[Extracted records]
━━━━━━━━━━━━━━━━

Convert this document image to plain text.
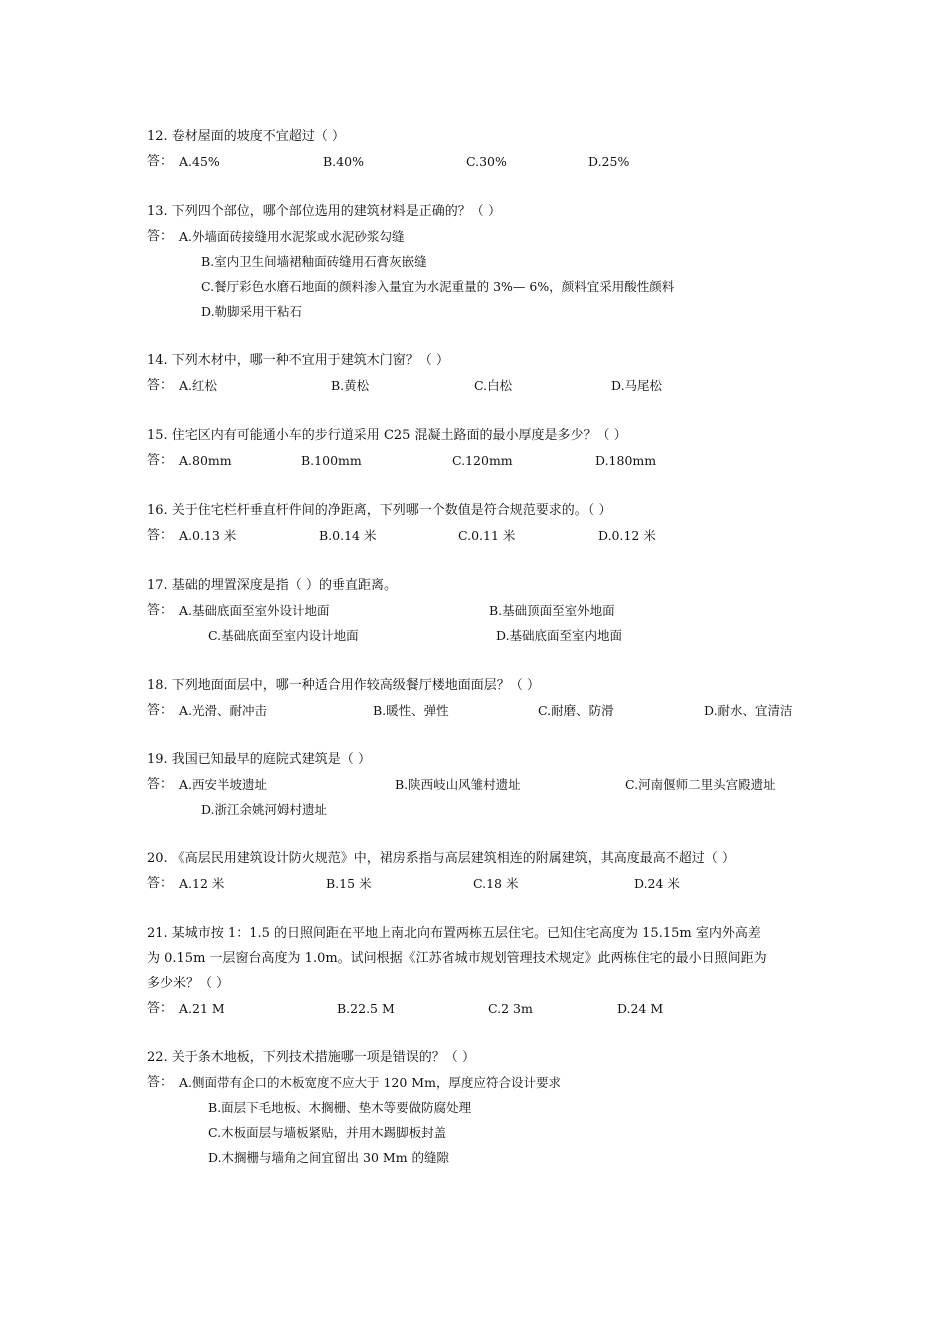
12. 卷材屋面的坡度不宜超过（ ）
答： A.45%	B.40%	C.30%	D.25%
13. 下列四个部位，哪个部位选用的建筑材料是正确的？（ ）
答： A.外墙面砖接缝用水泥浆或水泥砂浆勾缝
B.室内卫生间墙裙釉面砖缝用石膏灰嵌缝
C.餐厅彩色水磨石地面的颜料渗入量宜为水泥重量的 3%— 6%，颜料宜采用酸性颜料
D.勒脚采用干粘石
14. 下列木材中，哪一种不宜用于建筑木门窗？（ ）
答： A.红松	B.黄松	C.白松	D.马尾松
15. 住宅区内有可能通小车的步行道采用 C25 混凝土路面的最小厚度是多少？（ ）
答： A.80mm	B.100mm	C.120mm	D.180mm
16. 关于住宅栏杆垂直杆件间的净距离，下列哪一个数值是符合规范要求的。（ ）
答： A.0.13 米	B.0.14 米	C.0.11 米	D.0.12 米
17. 基础的埋置深度是指（ ）的垂直距离。
答： A.基础底面至室外设计地面	B.基础顶面至室外地面
C.基础底面至室内设计地面	D.基础底面至室内地面
18. 下列地面面层中，哪一种适合用作较高级餐厅楼地面面层？（ ）
答： A.光滑、耐冲击	B.暖性、弹性	C.耐磨、防滑	D.耐水、宜清洁
19. 我国已知最早的庭院式建筑是（ ）
答： A.西安半坡遗址	B.陕西岐山风雏村遗址	C.河南偃师二里头宫殿遗址
D.浙江余姚河姆村遗址
20. 《高层民用建筑设计防火规范》中，裙房系指与高层建筑相连的附属建筑，其高度最高不超过（ ）
答： A.12 米	B.15 米	C.18 米	D.24 米
21. 某城市按 1：1.5 的日照间距在平地上南北向布置两栋五层住宅。已知住宅高度为 15.15m 室内外高差
为 0.15m 一层窗台高度为 1.0m。试问根据《江苏省城市规划管理技术规定》此两栋住宅的最小日照间距为
多少米？（ ）
答： A.21 M	B.22.5 M	C.2 3m	D.24 M
22. 关于条木地板，下列技术措施哪一项是错误的？（ ）
答： A.侧面带有企口的木板宽度不应大于 120 Mm，厚度应符合设计要求
B.面层下毛地板、木搁栅、垫木等要做防腐处理
C.木板面层与墙板紧贴，并用木踢脚板封盖
D.木搁栅与墙角之间宜留出 30 Mm 的缝隙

━━━━━━━━━━━━━━━━

* Task requirements: Transcribe the material exactly, keeping every word and none of the pictures.

* Solved problem:
Convert this document image to plain text.
12. 卷材屋面的坡度不宜超过（ ）
答： A.45%	B.40%	C.30%	D.25%
13. 下列四个部位，哪个部位选用的建筑材料是正确的？（ ）
答： A.外墙面砖接缝用水泥浆或水泥砂浆勾缝
B.室内卫生间墙裙釉面砖缝用石膏灰嵌缝
C.餐厅彩色水磨石地面的颜料渗入量宜为水泥重量的 3%— 6%，颜料宜采用酸性颜料
D.勒脚采用干粘石
14. 下列木材中，哪一种不宜用于建筑木门窗？（ ）
答： A.红松	B.黄松	C.白松	D.马尾松
15. 住宅区内有可能通小车的步行道采用 C25 混凝土路面的最小厚度是多少？（ ）
答： A.80mm	B.100mm	C.120mm	D.180mm
16. 关于住宅栏杆垂直杆件间的净距离，下列哪一个数值是符合规范要求的。（ ）
答： A.0.13 米	B.0.14 米	C.0.11 米	D.0.12 米
17. 基础的埋置深度是指（ ）的垂直距离。
答： A.基础底面至室外设计地面	B.基础顶面至室外地面
C.基础底面至室内设计地面	D.基础底面至室内地面
18. 下列地面面层中，哪一种适合用作较高级餐厅楼地面面层？（ ）
答： A.光滑、耐冲击	B.暖性、弹性	C.耐磨、防滑	D.耐水、宜清洁
19. 我国已知最早的庭院式建筑是（ ）
答： A.西安半坡遗址	B.陕西岐山风雏村遗址	C.河南偃师二里头宫殿遗址
D.浙江余姚河姆村遗址
20. 《高层民用建筑设计防火规范》中，裙房系指与高层建筑相连的附属建筑，其高度最高不超过（ ）
答： A.12 米	B.15 米	C.18 米	D.24 米
21. 某城市按 1：1.5 的日照间距在平地上南北向布置两栋五层住宅。已知住宅高度为 15.15m 室内外高差
为 0.15m 一层窗台高度为 1.0m。试问根据《江苏省城市规划管理技术规定》此两栋住宅的最小日照间距为
多少米？（ ）
答： A.21 M	B.22.5 M	C.2 3m	D.24 M
22. 关于条木地板，下列技术措施哪一项是错误的？（ ）
答： A.侧面带有企口的木板宽度不应大于 120 Mm，厚度应符合设计要求
B.面层下毛地板、木搁栅、垫木等要做防腐处理
C.木板面层与墙板紧贴，并用木踢脚板封盖
D.木搁栅与墙角之间宜留出 30 Mm 的缝隙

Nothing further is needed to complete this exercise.